Task inputs:
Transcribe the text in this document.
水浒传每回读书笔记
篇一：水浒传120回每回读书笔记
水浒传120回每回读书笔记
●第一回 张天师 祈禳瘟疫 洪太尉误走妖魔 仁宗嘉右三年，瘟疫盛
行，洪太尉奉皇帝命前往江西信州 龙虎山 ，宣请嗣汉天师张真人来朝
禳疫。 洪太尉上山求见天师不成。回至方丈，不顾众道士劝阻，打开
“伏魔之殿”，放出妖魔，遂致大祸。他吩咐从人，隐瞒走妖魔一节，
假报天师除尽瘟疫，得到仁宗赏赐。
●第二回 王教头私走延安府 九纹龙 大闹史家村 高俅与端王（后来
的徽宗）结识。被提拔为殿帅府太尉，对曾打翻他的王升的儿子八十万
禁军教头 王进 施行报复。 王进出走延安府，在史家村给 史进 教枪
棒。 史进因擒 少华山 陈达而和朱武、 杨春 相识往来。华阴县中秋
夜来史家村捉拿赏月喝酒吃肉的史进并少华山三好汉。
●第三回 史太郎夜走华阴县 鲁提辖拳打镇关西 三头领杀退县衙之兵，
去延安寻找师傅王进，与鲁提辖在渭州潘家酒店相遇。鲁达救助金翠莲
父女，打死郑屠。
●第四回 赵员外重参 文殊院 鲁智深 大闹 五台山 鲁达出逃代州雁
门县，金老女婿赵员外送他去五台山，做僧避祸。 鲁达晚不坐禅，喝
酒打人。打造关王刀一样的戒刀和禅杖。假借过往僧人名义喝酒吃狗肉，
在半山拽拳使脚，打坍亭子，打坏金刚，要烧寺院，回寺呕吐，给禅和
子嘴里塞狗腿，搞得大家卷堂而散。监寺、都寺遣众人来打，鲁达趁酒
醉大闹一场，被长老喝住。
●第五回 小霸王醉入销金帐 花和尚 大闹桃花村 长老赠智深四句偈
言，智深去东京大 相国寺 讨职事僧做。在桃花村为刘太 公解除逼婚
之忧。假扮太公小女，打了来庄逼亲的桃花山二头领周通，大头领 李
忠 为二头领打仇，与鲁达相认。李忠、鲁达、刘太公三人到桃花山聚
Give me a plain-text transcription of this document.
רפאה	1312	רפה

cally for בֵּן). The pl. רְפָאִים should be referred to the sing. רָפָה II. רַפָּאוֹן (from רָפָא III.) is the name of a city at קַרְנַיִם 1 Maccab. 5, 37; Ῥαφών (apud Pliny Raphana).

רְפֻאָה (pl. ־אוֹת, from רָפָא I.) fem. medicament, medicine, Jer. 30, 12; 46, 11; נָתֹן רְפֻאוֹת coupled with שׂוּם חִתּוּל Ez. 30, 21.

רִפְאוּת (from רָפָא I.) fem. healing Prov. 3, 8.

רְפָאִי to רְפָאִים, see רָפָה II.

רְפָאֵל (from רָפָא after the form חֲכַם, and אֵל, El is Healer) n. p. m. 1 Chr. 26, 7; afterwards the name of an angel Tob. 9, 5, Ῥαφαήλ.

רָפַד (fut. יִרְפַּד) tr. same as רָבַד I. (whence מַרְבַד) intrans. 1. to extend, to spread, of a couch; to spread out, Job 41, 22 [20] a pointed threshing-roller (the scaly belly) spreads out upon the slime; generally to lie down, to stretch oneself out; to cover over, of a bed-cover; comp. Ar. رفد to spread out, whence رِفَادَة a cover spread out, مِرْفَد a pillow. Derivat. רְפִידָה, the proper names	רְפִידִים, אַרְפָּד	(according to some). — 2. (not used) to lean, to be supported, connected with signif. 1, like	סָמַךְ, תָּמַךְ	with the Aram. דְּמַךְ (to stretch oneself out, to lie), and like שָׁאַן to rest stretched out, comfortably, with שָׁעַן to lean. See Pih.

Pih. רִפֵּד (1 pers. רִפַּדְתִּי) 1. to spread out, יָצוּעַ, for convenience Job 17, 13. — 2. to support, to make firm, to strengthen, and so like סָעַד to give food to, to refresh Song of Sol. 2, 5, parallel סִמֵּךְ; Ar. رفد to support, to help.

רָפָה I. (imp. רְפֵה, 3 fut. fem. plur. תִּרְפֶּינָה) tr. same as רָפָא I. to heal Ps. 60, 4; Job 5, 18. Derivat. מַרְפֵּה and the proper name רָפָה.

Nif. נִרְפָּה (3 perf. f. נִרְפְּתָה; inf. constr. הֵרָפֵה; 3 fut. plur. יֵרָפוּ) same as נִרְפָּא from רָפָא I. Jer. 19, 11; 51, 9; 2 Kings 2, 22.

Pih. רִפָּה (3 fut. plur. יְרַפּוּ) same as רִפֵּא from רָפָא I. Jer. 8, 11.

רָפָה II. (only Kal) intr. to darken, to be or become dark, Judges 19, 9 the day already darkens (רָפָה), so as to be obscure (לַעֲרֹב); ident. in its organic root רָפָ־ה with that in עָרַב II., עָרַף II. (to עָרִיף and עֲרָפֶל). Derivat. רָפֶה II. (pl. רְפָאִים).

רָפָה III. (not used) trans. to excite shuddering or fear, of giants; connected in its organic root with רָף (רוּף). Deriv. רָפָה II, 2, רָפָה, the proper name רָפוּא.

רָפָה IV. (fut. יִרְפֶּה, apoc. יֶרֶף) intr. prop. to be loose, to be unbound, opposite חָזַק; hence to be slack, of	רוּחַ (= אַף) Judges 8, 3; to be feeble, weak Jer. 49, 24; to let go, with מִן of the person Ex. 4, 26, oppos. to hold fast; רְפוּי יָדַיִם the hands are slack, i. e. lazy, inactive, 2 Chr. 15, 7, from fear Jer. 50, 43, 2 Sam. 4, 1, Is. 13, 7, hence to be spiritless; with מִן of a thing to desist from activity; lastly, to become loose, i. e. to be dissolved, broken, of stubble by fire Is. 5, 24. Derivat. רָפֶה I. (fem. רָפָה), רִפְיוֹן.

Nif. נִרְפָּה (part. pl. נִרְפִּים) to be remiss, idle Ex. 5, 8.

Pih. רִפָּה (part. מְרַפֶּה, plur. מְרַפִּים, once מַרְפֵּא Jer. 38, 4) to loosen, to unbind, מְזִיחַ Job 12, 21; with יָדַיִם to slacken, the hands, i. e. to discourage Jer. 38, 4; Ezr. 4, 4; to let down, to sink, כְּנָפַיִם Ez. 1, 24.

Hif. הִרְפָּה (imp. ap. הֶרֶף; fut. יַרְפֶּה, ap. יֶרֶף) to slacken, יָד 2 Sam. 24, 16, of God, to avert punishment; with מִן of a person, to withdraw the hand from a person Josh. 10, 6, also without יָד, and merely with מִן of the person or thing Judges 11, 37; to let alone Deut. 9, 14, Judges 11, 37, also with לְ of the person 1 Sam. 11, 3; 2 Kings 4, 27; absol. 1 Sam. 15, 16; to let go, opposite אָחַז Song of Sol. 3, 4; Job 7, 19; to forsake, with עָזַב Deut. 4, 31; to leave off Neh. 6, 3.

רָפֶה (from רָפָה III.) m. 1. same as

Problem statement:
Reproduce the complete set of lines precisely as supplied.

Response to the exercise:
Transcribe the text in this document.
水浒传每回读书笔记
篇一：水浒传120回每回读书笔记
水浒传120回每回读书笔记
●第一回 张天师 祈禳瘟疫 洪太尉误走妖魔 仁宗嘉右三年，瘟疫盛
行，洪太尉奉皇帝命前往江西信州 龙虎山 ，宣请嗣汉天师张真人来朝
禳疫。 洪太尉上山求见天师不成。回至方丈，不顾众道士劝阻，打开
“伏魔之殿”，放出妖魔，遂致大祸。他吩咐从人，隐瞒走妖魔一节，
假报天师除尽瘟疫，得到仁宗赏赐。
●第二回 王教头私走延安府 九纹龙 大闹史家村 高俅与端王（后来
的徽宗）结识。被提拔为殿帅府太尉，对曾打翻他的王升的儿子八十万
禁军教头 王进 施行报复。 王进出走延安府，在史家村给 史进 教枪
棒。 史进因擒 少华山 陈达而和朱武、 杨春 相识往来。华阴县中秋
夜来史家村捉拿赏月喝酒吃肉的史进并少华山三好汉。
●第三回 史太郎夜走华阴县 鲁提辖拳打镇关西 三头领杀退县衙之兵，
去延安寻找师傅王进，与鲁提辖在渭州潘家酒店相遇。鲁达救助金翠莲
父女，打死郑屠。
●第四回 赵员外重参 文殊院 鲁智深 大闹 五台山 鲁达出逃代州雁
门县，金老女婿赵员外送他去五台山，做僧避祸。 鲁达晚不坐禅，喝
酒打人。打造关王刀一样的戒刀和禅杖。假借过往僧人名义喝酒吃狗肉，
在半山拽拳使脚，打坍亭子，打坏金刚，要烧寺院，回寺呕吐，给禅和
子嘴里塞狗腿，搞得大家卷堂而散。监寺、都寺遣众人来打，鲁达趁酒
醉大闹一场，被长老喝住。
●第五回 小霸王醉入销金帐 花和尚 大闹桃花村 长老赠智深四句偈
言，智深去东京大 相国寺 讨职事僧做。在桃花村为刘太 公解除逼婚
之忧。假扮太公小女，打了来庄逼亲的桃花山二头领周通，大头领 李
忠 为二头领打仇，与鲁达相认。李忠、鲁达、刘太公三人到桃花山聚
Give me a plain-text transcription of this document.
רפאה	1312	רפה

cally for בֵּן). The pl. רְפָאִים should be referred to the sing. רָפָה II. רַפָּאוֹן (from רָפָא III.) is the name of a city at קַרְנַיִם 1 Maccab. 5, 37; Ῥαφών (apud Pliny Raphana).

רְפֻאָה (pl. ־אוֹת, from רָפָא I.) fem. medicament, medicine, Jer. 30, 12; 46, 11; נָתֹן רְפֻאוֹת coupled with שׂוּם חִתּוּל Ez. 30, 21.

רִפְאוּת (from רָפָא I.) fem. healing Prov. 3, 8.

רְפָאִי to רְפָאִים, see רָפָה II.

רְפָאֵל (from רָפָא after the form חֲכַם, and אֵל, El is Healer) n. p. m. 1 Chr. 26, 7; afterwards the name of an angel Tob. 9, 5, Ῥαφαήλ.

רָפַד (fut. יִרְפַּד) tr. same as רָבַד I. (whence מַרְבַד) intrans. 1. to extend, to spread, of a couch; to spread out, Job 41, 22 [20] a pointed threshing-roller (the scaly belly) spreads out upon the slime; generally to lie down, to stretch oneself out; to cover over, of a bed-cover; comp. Ar. رفد to spread out, whence رِفَادَة a cover spread out, مِرْفَد a pillow. Derivat. רְפִידָה, the proper names	רְפִידִים, אַרְפָּד	(according to some). — 2. (not used) to lean, to be supported, connected with signif. 1, like	סָמַךְ, תָּמַךְ	with the Aram. דְּמַךְ (to stretch oneself out, to lie), and like שָׁאַן to rest stretched out, comfortably, with שָׁעַן to lean. See Pih.

Pih. רִפֵּד (1 pers. רִפַּדְתִּי) 1. to spread out, יָצוּעַ, for convenience Job 17, 13. — 2. to support, to make firm, to strengthen, and so like סָעַד to give food to, to refresh Song of Sol. 2, 5, parallel סִמֵּךְ; Ar. رفد to support, to help.

רָפָה I. (imp. רְפֵה, 3 fut. fem. plur. תִּרְפֶּינָה) tr. same as רָפָא I. to heal Ps. 60, 4; Job 5, 18. Derivat. מַרְפֵּה and the proper name רָפָה.

Nif. נִרְפָּה (3 perf. f. נִרְפְּתָה; inf. constr. הֵרָפֵה; 3 fut. plur. יֵרָפוּ) same as נִרְפָּא from רָפָא I. Jer. 19, 11; 51, 9; 2 Kings 2, 22.

Pih. רִפָּה (3 fut. plur. יְרַפּוּ) same as רִפֵּא from רָפָא I. Jer. 8, 11.

רָפָה II. (only Kal) intr. to darken, to be or become dark, Judges 19, 9 the day already darkens (רָפָה), so as to be obscure (לַעֲרֹב); ident. in its organic root רָפָ־ה with that in עָרַב II., עָרַף II. (to עָרִיף and עֲרָפֶל). Derivat. רָפֶה II. (pl. רְפָאִים).

רָפָה III. (not used) trans. to excite shuddering or fear, of giants; connected in its organic root with רָף (רוּף). Deriv. רָפָה II, 2, רָפָה, the proper name רָפוּא.

רָפָה IV. (fut. יִרְפֶּה, apoc. יֶרֶף) intr. prop. to be loose, to be unbound, opposite חָזַק; hence to be slack, of	רוּחַ (= אַף) Judges 8, 3; to be feeble, weak Jer. 49, 24; to let go, with מִן of the person Ex. 4, 26, oppos. to hold fast; רְפוּי יָדַיִם the hands are slack, i. e. lazy, inactive, 2 Chr. 15, 7, from fear Jer. 50, 43, 2 Sam. 4, 1, Is. 13, 7, hence to be spiritless; with מִן of a thing to desist from activity; lastly, to become loose, i. e. to be dissolved, broken, of stubble by fire Is. 5, 24. Derivat. רָפֶה I. (fem. רָפָה), רִפְיוֹן.

Nif. נִרְפָּה (part. pl. נִרְפִּים) to be remiss, idle Ex. 5, 8.

Pih. רִפָּה (part. מְרַפֶּה, plur. מְרַפִּים, once מַרְפֵּא Jer. 38, 4) to loosen, to unbind, מְזִיחַ Job 12, 21; with יָדַיִם to slacken, the hands, i. e. to discourage Jer. 38, 4; Ezr. 4, 4; to let down, to sink, כְּנָפַיִם Ez. 1, 24.

Hif. הִרְפָּה (imp. ap. הֶרֶף; fut. יַרְפֶּה, ap. יֶרֶף) to slacken, יָד 2 Sam. 24, 16, of God, to avert punishment; with מִן of a person, to withdraw the hand from a person Josh. 10, 6, also without יָד, and merely with מִן of the person or thing Judges 11, 37; to let alone Deut. 9, 14, Judges 11, 37, also with לְ of the person 1 Sam. 11, 3; 2 Kings 4, 27; absol. 1 Sam. 15, 16; to let go, opposite אָחַז Song of Sol. 3, 4; Job 7, 19; to forsake, with עָזַב Deut. 4, 31; to leave off Neh. 6, 3.

רָפֶה (from רָפָה III.) m. 1. same as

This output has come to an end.